• What is being asked:
Reproduce exactly the line in which "Read all visible content and emit it as JSON." occurs and all the lines after it, ending with the last line.
::::
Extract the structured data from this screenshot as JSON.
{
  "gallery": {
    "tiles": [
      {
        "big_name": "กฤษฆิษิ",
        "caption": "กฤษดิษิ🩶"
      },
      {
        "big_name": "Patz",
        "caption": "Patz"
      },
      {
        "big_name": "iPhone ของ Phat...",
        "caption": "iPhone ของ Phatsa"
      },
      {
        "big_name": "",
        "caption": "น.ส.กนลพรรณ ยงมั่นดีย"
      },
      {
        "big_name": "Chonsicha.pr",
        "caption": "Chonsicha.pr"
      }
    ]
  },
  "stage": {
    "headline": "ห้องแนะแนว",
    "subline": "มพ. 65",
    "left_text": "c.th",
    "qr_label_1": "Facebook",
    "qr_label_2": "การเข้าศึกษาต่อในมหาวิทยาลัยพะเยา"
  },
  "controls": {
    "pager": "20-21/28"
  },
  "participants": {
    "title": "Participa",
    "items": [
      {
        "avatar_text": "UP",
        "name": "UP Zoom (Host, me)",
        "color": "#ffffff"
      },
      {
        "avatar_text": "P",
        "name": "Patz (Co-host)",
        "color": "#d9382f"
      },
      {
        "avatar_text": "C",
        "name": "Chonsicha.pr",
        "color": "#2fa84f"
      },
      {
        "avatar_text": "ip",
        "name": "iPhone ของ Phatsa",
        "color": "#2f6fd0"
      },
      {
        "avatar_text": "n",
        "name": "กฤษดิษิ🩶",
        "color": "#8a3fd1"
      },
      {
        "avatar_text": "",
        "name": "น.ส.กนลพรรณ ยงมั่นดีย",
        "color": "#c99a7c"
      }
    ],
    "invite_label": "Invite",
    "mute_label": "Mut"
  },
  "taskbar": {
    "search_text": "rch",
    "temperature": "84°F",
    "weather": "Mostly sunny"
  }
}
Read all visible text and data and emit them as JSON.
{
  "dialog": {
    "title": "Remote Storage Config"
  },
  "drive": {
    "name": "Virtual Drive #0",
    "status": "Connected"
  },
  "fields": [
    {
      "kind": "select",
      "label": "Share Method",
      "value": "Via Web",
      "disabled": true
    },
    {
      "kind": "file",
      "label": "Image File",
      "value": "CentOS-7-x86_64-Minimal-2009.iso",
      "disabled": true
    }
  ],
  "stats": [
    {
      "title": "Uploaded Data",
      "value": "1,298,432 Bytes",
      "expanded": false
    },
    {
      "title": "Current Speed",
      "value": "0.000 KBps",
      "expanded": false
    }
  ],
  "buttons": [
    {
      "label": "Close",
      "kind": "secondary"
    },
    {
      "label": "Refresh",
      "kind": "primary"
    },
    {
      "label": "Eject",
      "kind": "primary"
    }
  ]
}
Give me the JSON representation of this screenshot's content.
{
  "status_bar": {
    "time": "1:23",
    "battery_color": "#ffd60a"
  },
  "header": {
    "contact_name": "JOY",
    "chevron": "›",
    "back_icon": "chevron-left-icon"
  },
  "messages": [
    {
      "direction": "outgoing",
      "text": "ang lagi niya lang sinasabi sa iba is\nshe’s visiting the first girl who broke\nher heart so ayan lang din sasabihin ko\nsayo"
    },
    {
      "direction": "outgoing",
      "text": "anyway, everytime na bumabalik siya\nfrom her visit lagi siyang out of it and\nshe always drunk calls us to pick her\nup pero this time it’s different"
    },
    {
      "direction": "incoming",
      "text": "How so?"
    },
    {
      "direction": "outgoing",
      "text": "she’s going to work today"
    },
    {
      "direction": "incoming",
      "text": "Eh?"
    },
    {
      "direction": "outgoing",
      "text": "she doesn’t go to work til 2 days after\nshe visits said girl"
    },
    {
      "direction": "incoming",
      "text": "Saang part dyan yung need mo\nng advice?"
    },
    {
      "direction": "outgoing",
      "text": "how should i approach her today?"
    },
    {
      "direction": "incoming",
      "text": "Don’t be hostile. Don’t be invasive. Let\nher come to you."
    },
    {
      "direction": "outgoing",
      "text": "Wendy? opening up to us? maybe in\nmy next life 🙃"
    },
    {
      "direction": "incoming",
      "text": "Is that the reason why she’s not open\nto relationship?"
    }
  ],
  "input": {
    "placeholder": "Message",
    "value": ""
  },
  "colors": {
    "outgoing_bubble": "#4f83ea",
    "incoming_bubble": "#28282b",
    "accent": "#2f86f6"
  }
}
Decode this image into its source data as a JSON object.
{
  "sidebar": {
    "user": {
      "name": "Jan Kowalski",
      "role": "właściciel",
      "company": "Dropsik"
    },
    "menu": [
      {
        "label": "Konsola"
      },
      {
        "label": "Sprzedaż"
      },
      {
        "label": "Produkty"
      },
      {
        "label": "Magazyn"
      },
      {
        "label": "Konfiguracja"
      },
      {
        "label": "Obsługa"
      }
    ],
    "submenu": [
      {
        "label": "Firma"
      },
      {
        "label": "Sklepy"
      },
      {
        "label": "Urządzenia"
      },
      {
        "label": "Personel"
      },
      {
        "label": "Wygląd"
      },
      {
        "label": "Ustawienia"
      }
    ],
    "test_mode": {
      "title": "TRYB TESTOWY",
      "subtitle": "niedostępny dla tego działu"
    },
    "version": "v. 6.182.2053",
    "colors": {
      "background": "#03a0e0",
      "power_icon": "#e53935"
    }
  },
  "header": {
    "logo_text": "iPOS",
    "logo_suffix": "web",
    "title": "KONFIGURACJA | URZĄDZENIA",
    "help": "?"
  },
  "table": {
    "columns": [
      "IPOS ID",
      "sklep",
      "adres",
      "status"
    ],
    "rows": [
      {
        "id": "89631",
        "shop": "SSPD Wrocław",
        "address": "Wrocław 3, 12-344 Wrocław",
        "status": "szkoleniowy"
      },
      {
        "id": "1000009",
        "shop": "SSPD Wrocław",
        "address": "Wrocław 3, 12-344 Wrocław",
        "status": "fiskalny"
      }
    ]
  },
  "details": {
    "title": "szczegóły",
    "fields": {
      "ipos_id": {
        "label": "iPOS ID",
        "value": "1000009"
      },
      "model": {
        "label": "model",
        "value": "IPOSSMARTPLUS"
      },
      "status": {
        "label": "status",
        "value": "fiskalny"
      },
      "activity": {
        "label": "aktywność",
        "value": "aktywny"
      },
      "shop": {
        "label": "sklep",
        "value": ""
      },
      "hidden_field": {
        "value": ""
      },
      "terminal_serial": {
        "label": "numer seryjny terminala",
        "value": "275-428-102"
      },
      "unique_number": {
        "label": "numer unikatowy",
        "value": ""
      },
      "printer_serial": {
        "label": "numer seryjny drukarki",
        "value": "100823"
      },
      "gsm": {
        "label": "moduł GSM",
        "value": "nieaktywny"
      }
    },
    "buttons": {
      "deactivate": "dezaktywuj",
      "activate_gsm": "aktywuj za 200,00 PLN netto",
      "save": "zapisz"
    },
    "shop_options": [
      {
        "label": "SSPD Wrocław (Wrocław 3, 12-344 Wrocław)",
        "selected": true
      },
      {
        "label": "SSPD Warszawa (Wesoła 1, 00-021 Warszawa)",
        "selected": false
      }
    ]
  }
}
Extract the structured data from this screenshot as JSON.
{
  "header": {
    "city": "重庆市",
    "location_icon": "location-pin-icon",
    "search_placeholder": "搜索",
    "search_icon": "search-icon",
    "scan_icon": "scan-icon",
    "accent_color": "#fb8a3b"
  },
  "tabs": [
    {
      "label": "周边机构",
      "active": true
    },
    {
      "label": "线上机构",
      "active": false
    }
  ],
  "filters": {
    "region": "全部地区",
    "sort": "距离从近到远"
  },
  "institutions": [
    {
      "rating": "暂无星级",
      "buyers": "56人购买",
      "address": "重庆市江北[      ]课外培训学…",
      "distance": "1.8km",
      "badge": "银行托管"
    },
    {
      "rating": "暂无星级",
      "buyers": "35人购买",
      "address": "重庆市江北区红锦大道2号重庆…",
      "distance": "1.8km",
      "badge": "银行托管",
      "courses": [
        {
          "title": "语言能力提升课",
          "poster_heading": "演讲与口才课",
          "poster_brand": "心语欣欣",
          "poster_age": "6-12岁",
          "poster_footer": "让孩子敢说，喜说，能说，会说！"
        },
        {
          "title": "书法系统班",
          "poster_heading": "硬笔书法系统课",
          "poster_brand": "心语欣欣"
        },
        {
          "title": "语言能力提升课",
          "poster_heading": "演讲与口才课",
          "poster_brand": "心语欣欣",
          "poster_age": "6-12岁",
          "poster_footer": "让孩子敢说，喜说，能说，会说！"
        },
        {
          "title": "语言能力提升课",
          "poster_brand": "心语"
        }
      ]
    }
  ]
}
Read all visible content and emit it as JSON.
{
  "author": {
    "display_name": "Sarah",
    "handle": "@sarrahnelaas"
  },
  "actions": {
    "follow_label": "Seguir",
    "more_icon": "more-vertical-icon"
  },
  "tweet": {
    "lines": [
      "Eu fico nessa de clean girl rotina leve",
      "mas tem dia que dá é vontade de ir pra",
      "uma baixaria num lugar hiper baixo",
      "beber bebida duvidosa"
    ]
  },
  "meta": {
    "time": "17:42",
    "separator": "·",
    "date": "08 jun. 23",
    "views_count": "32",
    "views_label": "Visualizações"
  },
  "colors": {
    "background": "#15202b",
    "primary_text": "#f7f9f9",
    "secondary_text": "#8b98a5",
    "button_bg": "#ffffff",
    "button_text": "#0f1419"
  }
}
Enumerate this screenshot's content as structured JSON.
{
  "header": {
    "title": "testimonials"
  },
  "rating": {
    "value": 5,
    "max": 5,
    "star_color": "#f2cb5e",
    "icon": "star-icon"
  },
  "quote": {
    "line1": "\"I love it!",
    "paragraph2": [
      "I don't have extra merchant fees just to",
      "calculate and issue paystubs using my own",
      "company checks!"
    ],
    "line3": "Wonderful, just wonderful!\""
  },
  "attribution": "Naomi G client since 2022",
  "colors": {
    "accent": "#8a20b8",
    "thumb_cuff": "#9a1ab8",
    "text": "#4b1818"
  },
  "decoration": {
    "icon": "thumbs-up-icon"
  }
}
::::
• Written solution:
Read all visible content and emit it as JSON.
{
  "author": {
    "display_name": "Sarah",
    "handle": "@sarrahnelaas"
  },
  "actions": {
    "follow_label": "Seguir",
    "more_icon": "more-vertical-icon"
  },
  "tweet": {
    "lines": [
      "Eu fico nessa de clean girl rotina leve",
      "mas tem dia que dá é vontade de ir pra",
      "uma baixaria num lugar hiper baixo",
      "beber bebida duvidosa"
    ]
  },
  "meta": {
    "time": "17:42",
    "separator": "·",
    "date": "08 jun. 23",
    "views_count": "32",
    "views_label": "Visualizações"
  },
  "colors": {
    "background": "#15202b",
    "primary_text": "#f7f9f9",
    "secondary_text": "#8b98a5",
    "button_bg": "#ffffff",
    "button_text": "#0f1419"
  }
}
Enumerate this screenshot's content as structured JSON.
{
  "header": {
    "title": "testimonials"
  },
  "rating": {
    "value": 5,
    "max": 5,
    "star_color": "#f2cb5e",
    "icon": "star-icon"
  },
  "quote": {
    "line1": "\"I love it!",
    "paragraph2": [
      "I don't have extra merchant fees just to",
      "calculate and issue paystubs using my own",
      "company checks!"
    ],
    "line3": "Wonderful, just wonderful!\""
  },
  "attribution": "Naomi G client since 2022",
  "colors": {
    "accent": "#8a20b8",
    "thumb_cuff": "#9a1ab8",
    "text": "#4b1818"
  },
  "decoration": {
    "icon": "thumbs-up-icon"
  }
}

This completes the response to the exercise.